From the records below, copy every line that contains the word "Jenny".

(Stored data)
◆ ◆ ◆

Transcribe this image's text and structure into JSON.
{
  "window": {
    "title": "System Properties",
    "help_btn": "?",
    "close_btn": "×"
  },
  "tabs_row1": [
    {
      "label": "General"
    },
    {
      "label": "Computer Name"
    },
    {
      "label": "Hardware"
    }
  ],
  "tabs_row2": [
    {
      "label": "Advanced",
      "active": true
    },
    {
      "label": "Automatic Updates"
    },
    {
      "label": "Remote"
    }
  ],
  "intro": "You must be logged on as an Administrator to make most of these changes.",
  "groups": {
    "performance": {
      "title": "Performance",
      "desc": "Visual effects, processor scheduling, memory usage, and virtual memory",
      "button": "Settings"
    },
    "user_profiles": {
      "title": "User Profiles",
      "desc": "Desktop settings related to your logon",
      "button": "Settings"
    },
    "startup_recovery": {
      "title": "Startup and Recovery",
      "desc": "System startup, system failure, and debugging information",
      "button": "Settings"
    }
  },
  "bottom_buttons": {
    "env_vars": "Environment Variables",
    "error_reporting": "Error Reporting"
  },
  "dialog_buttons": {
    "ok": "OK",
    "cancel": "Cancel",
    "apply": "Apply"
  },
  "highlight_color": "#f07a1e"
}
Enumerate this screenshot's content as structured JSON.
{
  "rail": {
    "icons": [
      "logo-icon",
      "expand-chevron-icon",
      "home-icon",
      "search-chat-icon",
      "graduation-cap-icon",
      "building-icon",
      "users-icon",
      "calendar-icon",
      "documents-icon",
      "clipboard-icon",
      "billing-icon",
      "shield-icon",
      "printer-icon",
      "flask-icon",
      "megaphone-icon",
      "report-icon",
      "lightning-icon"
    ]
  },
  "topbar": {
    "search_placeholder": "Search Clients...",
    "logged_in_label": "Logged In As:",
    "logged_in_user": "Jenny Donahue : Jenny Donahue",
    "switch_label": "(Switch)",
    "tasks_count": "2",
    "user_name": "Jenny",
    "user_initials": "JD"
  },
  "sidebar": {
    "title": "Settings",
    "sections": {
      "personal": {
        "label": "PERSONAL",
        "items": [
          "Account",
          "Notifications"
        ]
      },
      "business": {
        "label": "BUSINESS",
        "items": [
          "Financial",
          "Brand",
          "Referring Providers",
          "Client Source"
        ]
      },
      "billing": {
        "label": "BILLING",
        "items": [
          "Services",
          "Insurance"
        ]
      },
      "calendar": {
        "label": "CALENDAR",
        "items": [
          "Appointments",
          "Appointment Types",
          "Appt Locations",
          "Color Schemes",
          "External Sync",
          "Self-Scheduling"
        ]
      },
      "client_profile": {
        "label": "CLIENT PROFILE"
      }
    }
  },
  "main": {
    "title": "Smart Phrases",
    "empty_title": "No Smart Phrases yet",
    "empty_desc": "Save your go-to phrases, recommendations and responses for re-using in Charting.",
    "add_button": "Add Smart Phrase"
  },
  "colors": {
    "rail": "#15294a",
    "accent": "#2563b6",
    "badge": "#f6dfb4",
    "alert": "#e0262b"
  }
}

◆ ◆ ◆

RESULT FOR THIS TASK:
    "logged_in_user": "Jenny Donahue : Jenny Donahue",
    "user_name": "Jenny",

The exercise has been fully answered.